→ Excerpt provided:
^^^^^^^^^^^^^^^^

A general barrier for productivity in any research laboratory is the time it takes to visualize data. For any query result, investigators can now simply and directly visualize results in Labmatrix using a series of basic display options ( Fig. 5a ), including scatter plots, bar charts, and other options. This viewer allows the user to select sort order and choose the number of data points to show, number of data series to display, and other options to perform a quick review of the data landscape. Example bar charts and line charts are illustrated in Figure 5b , c . For more advanced visual display and for statistical analysis, the user can export any desired data set in a variety of formats suitable for current standalone data analysis software packages.

Figure 5.

(a) Configuration dialog for the Labmatrix visualization. The researcher can select a chart type, specify sorting of data points, and select specific records using a slider. (b) Example dose-response bar chart produced by Labmatrix visualization tools. High-content screening (HCS)–based normalized mean neurite length is displayed for positive and negative control compounds and for three compounds of interest at increasing concentrations. (c) Example line chart created by native Labmatrix visualization tools. Normalized HCS values for retinal ganglion cell number and mean neurite total length are shown for screening compounds of interest. The concentration of the tested compound is also shown.

Summary Evaluation of BRISP HCS Data Management Project

Comparison of pre- and postproject HCS data management status is provided in Table 1 and Supplementary Figure S1. Significant progress was made in key areas as described above. Making scientifically sound data query, visualization, and statistical analysis feasible in the Zack Laboratory is a critical step forward, but this feasibility does not necessarily imply scientific utility. To examine scientific utility, Zack lab scientists provided a list of 18 key scientific questions that must be conveniently answered using HCS data in Labmatrix to consider the project a complete success. None of these 18 questions could be conveniently or routinely answered by project scientists prior to the BRISP project. These questions and summary results are contained in Table 2 , and results are illustrated and detailed in the supplementary online material. With Labmatrix release 4.2, 7 of 18 questions are fully answerable using Labmatrix, 7 of 18 are partially answerable, and 4 of 18 can be answered with export of data from Labmatrix to other data analysis and data display software packages. The currently unanswerable questions require statistical functions that are better handled by export to statistical packages such as Partek Genomics Suite (Partek, St. Louis, MO), which is readily available in the Zack Laboratory.

^^^^^^^^^^^^^^^^

→ Dataset records:
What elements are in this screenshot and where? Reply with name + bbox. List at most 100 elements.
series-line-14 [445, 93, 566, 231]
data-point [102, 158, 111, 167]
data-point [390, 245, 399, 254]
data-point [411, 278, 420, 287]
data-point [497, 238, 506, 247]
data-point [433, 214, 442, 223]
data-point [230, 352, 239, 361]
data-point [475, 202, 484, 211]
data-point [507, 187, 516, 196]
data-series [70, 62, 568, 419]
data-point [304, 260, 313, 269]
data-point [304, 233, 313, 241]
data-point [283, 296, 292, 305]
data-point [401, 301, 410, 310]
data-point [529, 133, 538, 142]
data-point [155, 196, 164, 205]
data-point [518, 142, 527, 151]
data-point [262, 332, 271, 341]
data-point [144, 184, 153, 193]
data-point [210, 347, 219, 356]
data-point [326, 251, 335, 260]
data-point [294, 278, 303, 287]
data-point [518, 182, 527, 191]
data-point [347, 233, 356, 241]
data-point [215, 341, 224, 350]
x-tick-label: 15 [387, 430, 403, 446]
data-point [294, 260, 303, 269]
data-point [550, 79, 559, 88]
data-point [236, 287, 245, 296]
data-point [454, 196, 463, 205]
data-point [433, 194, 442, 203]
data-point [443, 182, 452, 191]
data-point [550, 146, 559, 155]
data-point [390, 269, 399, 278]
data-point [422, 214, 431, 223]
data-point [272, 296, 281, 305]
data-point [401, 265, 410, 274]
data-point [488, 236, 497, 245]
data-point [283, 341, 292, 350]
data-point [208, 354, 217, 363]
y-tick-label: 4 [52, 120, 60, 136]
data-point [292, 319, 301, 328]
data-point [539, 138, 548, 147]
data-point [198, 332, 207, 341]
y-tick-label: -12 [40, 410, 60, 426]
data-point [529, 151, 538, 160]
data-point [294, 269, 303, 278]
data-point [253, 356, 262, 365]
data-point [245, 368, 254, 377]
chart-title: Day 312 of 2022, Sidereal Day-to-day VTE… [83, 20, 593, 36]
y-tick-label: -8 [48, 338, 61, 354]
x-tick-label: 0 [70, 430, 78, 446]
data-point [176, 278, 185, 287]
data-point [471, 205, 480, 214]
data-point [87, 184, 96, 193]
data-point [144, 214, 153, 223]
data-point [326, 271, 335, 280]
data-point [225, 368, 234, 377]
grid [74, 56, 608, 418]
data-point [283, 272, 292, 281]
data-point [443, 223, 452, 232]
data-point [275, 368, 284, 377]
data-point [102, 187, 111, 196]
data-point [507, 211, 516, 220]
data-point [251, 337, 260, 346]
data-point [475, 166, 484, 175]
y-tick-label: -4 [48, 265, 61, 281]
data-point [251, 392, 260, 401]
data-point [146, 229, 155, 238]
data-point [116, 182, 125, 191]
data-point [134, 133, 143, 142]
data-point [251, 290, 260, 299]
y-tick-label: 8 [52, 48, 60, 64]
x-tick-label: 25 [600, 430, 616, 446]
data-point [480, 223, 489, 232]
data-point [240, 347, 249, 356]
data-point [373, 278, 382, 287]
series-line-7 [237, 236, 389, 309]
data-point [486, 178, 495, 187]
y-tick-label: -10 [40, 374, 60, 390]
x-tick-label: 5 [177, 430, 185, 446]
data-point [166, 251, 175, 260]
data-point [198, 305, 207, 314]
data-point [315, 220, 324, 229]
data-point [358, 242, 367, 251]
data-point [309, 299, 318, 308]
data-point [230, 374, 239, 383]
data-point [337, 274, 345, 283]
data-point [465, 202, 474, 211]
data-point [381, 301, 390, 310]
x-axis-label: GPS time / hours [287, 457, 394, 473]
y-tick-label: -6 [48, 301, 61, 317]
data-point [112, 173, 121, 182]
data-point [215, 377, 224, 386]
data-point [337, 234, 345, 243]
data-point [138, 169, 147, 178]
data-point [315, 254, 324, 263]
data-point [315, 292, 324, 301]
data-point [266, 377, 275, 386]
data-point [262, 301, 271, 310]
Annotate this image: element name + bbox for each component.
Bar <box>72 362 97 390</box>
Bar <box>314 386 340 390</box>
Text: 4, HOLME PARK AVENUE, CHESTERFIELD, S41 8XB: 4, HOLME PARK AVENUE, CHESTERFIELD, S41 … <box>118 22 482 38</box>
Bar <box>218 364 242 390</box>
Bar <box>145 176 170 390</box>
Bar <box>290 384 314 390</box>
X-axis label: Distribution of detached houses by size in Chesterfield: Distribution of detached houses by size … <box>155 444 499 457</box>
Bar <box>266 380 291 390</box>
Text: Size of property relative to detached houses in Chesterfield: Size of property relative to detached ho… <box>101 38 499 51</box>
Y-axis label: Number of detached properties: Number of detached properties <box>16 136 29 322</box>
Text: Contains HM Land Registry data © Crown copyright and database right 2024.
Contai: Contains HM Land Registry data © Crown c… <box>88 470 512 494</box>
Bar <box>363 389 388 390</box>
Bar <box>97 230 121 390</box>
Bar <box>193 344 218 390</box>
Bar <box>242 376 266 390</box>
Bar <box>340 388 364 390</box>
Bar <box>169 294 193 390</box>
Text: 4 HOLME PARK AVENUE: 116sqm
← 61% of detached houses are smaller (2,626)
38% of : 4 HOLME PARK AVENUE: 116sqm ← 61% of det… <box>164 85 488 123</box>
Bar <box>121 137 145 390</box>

^^^^^^^^^^^^^^^^

→ What to work on:
A - Using the Labmatrix excerpt, say whether each statement agrees with it: (i) before the BRISP project, project scientists could conveniently answer some of the 18 key scientific questions; (ii) with Labmatrix release 4.2, 7 of the 18 questions are fully answerable using Labmatrix; (iii) the example line chart in Figure 5c also shows the concentration of the tested compound. Give yes or no for each, with the deciding words of the text quoted exactly.
B - Write out the Labmatrix excerpt word for word from "A general barrier" to "analysis software packages.".
C - Take the Labmatrix excerpt further, continuing on from its last sentence.

→ Answers by item:
A -
(i) No: "None of these 18 questions could be conveniently or routinely answered by project scientists prior to the BRISP project."
(ii) Yes: "With Labmatrix release 4.2, 7 of 18 questions are fully answerable using Labmatrix"
(iii) Yes: "The concentration of the tested compound is also shown."

B -
A general barrier for productivity in any research laboratory is the time it takes to visualize data. For any query result, investigators can now simply and directly visualize results in Labmatrix using a series of basic display options ( Fig. 5a ), including scatter plots, bar charts, and other options. This viewer allows the user to select sort order and choose the number of data points to show, number of data series to display, and other options to perform a quick review of the data landscape. Example bar charts and line charts are illustrated in Figure 5b , c . For more advanced visual display and for statistical analysis, the user can export any desired data set in a variety of formats suitable for current standalone data analysis software packages.

C -
Discussion

Recent articles have highlighted unaddressed barriers to good data management plaguing bioscience research laboratories.^12–15 The findings reported here pertain to a study aimed at improving scientific productivity and satisfaction as it relates to HCS data management in one biological research-oriented laboratory. The advantage of the interdisciplinary team-based BRISP process (see supplementary information) used is that it provides regular but relatively inexpensive access to expert-level data integration guidance to research scientists who otherwise have little or no access to such expertise. Whether this approach to improved laboratory data management is broadly useful will require additional studies, but there is no evident reason that it could not be packaged and implemented on a large scale.

To our knowledge, this is one of the first reported outcomes-based studies of changes in data management practices in a bioscience research laboratory. We point this out because we believe that significant benefits could be obtained by developing a field of bioinformatics research devoted to practical bioinformatic outcomes oriented toward productivity and satisfaction of scientific investigators, as suggested in recent publications.^16,17 Future studies of this kind should focus on how to simplify and reduce the time required for project stakeholders to identify problems whose solutions are not only feasible but most highly desirable.

Table 1.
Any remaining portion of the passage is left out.